▶
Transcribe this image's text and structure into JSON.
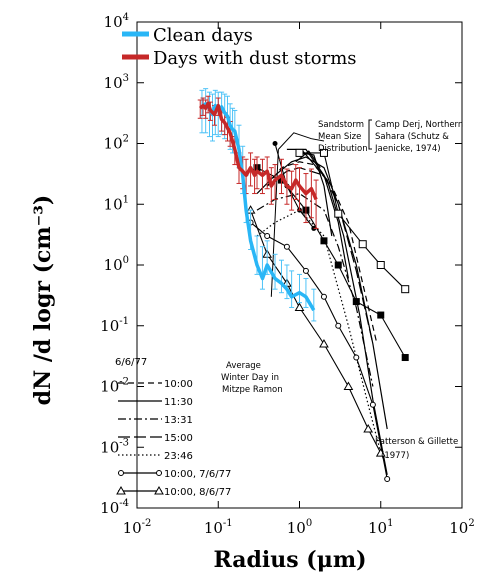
{
  "chart_data": {
    "type": "line",
    "xscale": "log",
    "yscale": "log",
    "xlim": [
      0.01,
      100
    ],
    "ylim": [
      0.0001,
      10000
    ],
    "xlabel": "Radius (μm)",
    "ylabel": "dN /d logr (cm⁻³)",
    "grid": false,
    "legend_position": "top-left",
    "x_ticks": [
      {
        "value": 0.01,
        "base": "10",
        "exp": "-2"
      },
      {
        "value": 0.1,
        "base": "10",
        "exp": "-1"
      },
      {
        "value": 1,
        "base": "10",
        "exp": "0"
      },
      {
        "value": 10,
        "base": "10",
        "exp": "1"
      },
      {
        "value": 100,
        "base": "10",
        "exp": "2"
      }
    ],
    "y_ticks": [
      {
        "value": 0.0001,
        "base": "10",
        "exp": "-4"
      },
      {
        "value": 0.001,
        "base": "10",
        "exp": "-3"
      },
      {
        "value": 0.01,
        "base": "10",
        "exp": "-2"
      },
      {
        "value": 0.1,
        "base": "10",
        "exp": "-1"
      },
      {
        "value": 1,
        "base": "10",
        "exp": "0"
      },
      {
        "value": 10,
        "base": "10",
        "exp": "1"
      },
      {
        "value": 100,
        "base": "10",
        "exp": "2"
      },
      {
        "value": 1000,
        "base": "10",
        "exp": "3"
      },
      {
        "value": 10000,
        "base": "10",
        "exp": "4"
      }
    ],
    "colored_series": [
      {
        "name": "Clean days",
        "color": "#29b6f6",
        "error_color": "#4fc3f7",
        "x": [
          0.063,
          0.07,
          0.078,
          0.085,
          0.092,
          0.1,
          0.11,
          0.12,
          0.13,
          0.14,
          0.15,
          0.16,
          0.18,
          0.2,
          0.22,
          0.25,
          0.3,
          0.35,
          0.4,
          0.5,
          0.6,
          0.7,
          0.8,
          1.0,
          1.2,
          1.5
        ],
        "y": [
          400,
          450,
          380,
          300,
          420,
          350,
          400,
          320,
          280,
          200,
          170,
          160,
          80,
          30,
          8,
          2.5,
          1.0,
          0.6,
          1.0,
          0.6,
          0.5,
          0.4,
          0.3,
          0.35,
          0.3,
          0.18
        ],
        "err_lo": [
          150,
          150,
          130,
          110,
          140,
          130,
          140,
          120,
          110,
          80,
          70,
          70,
          40,
          15,
          5,
          1.8,
          0.7,
          0.4,
          0.7,
          0.4,
          0.35,
          0.28,
          0.2,
          0.24,
          0.2,
          0.12
        ],
        "err_hi": [
          750,
          800,
          700,
          650,
          750,
          700,
          700,
          650,
          600,
          450,
          380,
          350,
          200,
          90,
          30,
          8,
          3,
          2,
          2.5,
          1.5,
          1.2,
          1.0,
          0.8,
          0.7,
          0.6,
          0.4
        ]
      },
      {
        "name": "Days with dust storms",
        "color": "#c62828",
        "error_color": "#c62828",
        "x": [
          0.06,
          0.065,
          0.07,
          0.075,
          0.08,
          0.09,
          0.1,
          0.11,
          0.12,
          0.13,
          0.14,
          0.16,
          0.18,
          0.2,
          0.22,
          0.25,
          0.28,
          0.3,
          0.35,
          0.4,
          0.45,
          0.5,
          0.6,
          0.7,
          0.8,
          0.9,
          1.0,
          1.2,
          1.4,
          1.6
        ],
        "y": [
          380,
          420,
          380,
          460,
          350,
          300,
          420,
          250,
          220,
          180,
          150,
          80,
          40,
          35,
          30,
          40,
          30,
          35,
          30,
          35,
          20,
          25,
          30,
          20,
          18,
          25,
          20,
          15,
          18,
          12
        ],
        "err_lo": [
          260,
          290,
          260,
          320,
          240,
          200,
          290,
          160,
          140,
          110,
          90,
          45,
          22,
          18,
          15,
          20,
          15,
          18,
          15,
          18,
          10,
          12,
          15,
          10,
          8,
          12,
          8,
          5,
          6,
          4
        ],
        "err_hi": [
          520,
          560,
          520,
          600,
          480,
          420,
          560,
          360,
          320,
          270,
          230,
          130,
          70,
          60,
          55,
          70,
          55,
          60,
          55,
          60,
          40,
          45,
          55,
          38,
          35,
          45,
          40,
          32,
          38,
          25
        ]
      }
    ],
    "background_curves": [
      {
        "style": "dashed",
        "x": [
          0.4,
          0.6,
          1.0,
          1.5,
          2.5,
          4,
          6,
          9
        ],
        "y": [
          20,
          40,
          50,
          45,
          20,
          5,
          0.5,
          0.05
        ]
      },
      {
        "style": "solid",
        "x": [
          0.3,
          0.5,
          0.8,
          1.2,
          2,
          3,
          5,
          8,
          12
        ],
        "y": [
          15,
          30,
          50,
          60,
          40,
          10,
          1,
          0.05,
          0.002
        ]
      },
      {
        "style": "dashdot",
        "x": [
          0.3,
          0.5,
          1.0,
          2,
          3,
          5,
          8
        ],
        "y": [
          8,
          12,
          15,
          8,
          2,
          0.2,
          0.01
        ]
      },
      {
        "style": "longdash",
        "x": [
          0.4,
          0.7,
          1.0,
          2,
          3,
          5,
          8
        ],
        "y": [
          20,
          35,
          40,
          30,
          10,
          0.8,
          0.05
        ]
      },
      {
        "style": "dotted",
        "x": [
          0.3,
          0.5,
          1.0,
          2,
          4,
          7,
          10
        ],
        "y": [
          3,
          5,
          8,
          3,
          0.1,
          0.005,
          0.0008
        ]
      },
      {
        "style": "solid",
        "x": [
          0.7,
          1.2,
          2.0,
          3.0,
          4.0
        ],
        "y": [
          80,
          80,
          30,
          5,
          0.6
        ]
      },
      {
        "style": "solid",
        "x": [
          1.0,
          1.5,
          2.0,
          2.5
        ],
        "y": [
          70,
          65,
          20,
          3
        ]
      },
      {
        "style": "solid",
        "x": [
          0.9,
          1.3,
          1.8
        ],
        "y": [
          50,
          75,
          40
        ]
      },
      {
        "style": "solid",
        "x": [
          1.1,
          2.2,
          3.5,
          5.5,
          8,
          12
        ],
        "y": [
          75,
          25,
          3,
          0.15,
          0.006,
          0.00035
        ]
      }
    ],
    "marker_series": [
      {
        "marker": "circle",
        "x": [
          0.25,
          0.4,
          0.7,
          1.2,
          2.0,
          3.0,
          5.0,
          8.0,
          12.0
        ],
        "y": [
          5,
          3,
          2,
          0.8,
          0.3,
          0.1,
          0.03,
          0.005,
          0.0003
        ]
      },
      {
        "marker": "triangle",
        "x": [
          0.25,
          0.4,
          0.7,
          1.0,
          2.0,
          4.0,
          7.0,
          10.0
        ],
        "y": [
          8,
          1.5,
          0.5,
          0.2,
          0.05,
          0.01,
          0.002,
          0.0008
        ]
      },
      {
        "marker": "open-square",
        "x": [
          1.0,
          2.0,
          3.0,
          6.0,
          10.0,
          20.0
        ],
        "y": [
          70,
          70,
          7,
          2.2,
          1.0,
          0.4
        ]
      },
      {
        "marker": "filled-square",
        "x": [
          0.3,
          0.6,
          1.2,
          2.0,
          3.0,
          5.0,
          10.0,
          20.0
        ],
        "y": [
          40,
          25,
          8,
          2.5,
          1.0,
          0.25,
          0.15,
          0.03
        ]
      },
      {
        "marker": "filled-dot",
        "x": [
          0.5,
          0.7,
          1.0,
          1.5
        ],
        "y": [
          100,
          20,
          8,
          4
        ]
      }
    ],
    "reference_lines": [
      {
        "x": [
          0.55,
          0.85,
          1.4,
          2.0
        ],
        "y": [
          80,
          150,
          120,
          110
        ]
      },
      {
        "x": [
          0.55,
          0.45
        ],
        "y": [
          80,
          0.3
        ]
      }
    ],
    "annotations": {
      "sandstorm": [
        "Sandstorm",
        "Mean Size",
        "Distribution"
      ],
      "camp": [
        "Camp Derj, Northern",
        "Sahara (Schutz &",
        "Jaenicke, 1974)"
      ],
      "average": [
        "Average",
        "Winter Day in",
        "Mitzpe Ramon"
      ],
      "patterson": [
        "Patterson & Gillette",
        "(1977)"
      ]
    },
    "time_legend": {
      "date": "6/6/77",
      "items": [
        {
          "label": "10:00",
          "style": "dashed"
        },
        {
          "label": "11:30",
          "style": "solid"
        },
        {
          "label": "13:31",
          "style": "dashdot"
        },
        {
          "label": "15:00",
          "style": "longdash"
        },
        {
          "label": "23:46",
          "style": "dotted"
        },
        {
          "label": "10:00, 7/6/77",
          "style": "circle"
        },
        {
          "label": "10:00, 8/6/77",
          "style": "triangle"
        }
      ]
    }
  }
}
◀
*PROBLEM TO WORK ON:*
Go through the lines above. Select every one that has the string "square".

*ANSWER TO THE EXERCISE:*
        "marker": "open-square",
        "marker": "filled-square",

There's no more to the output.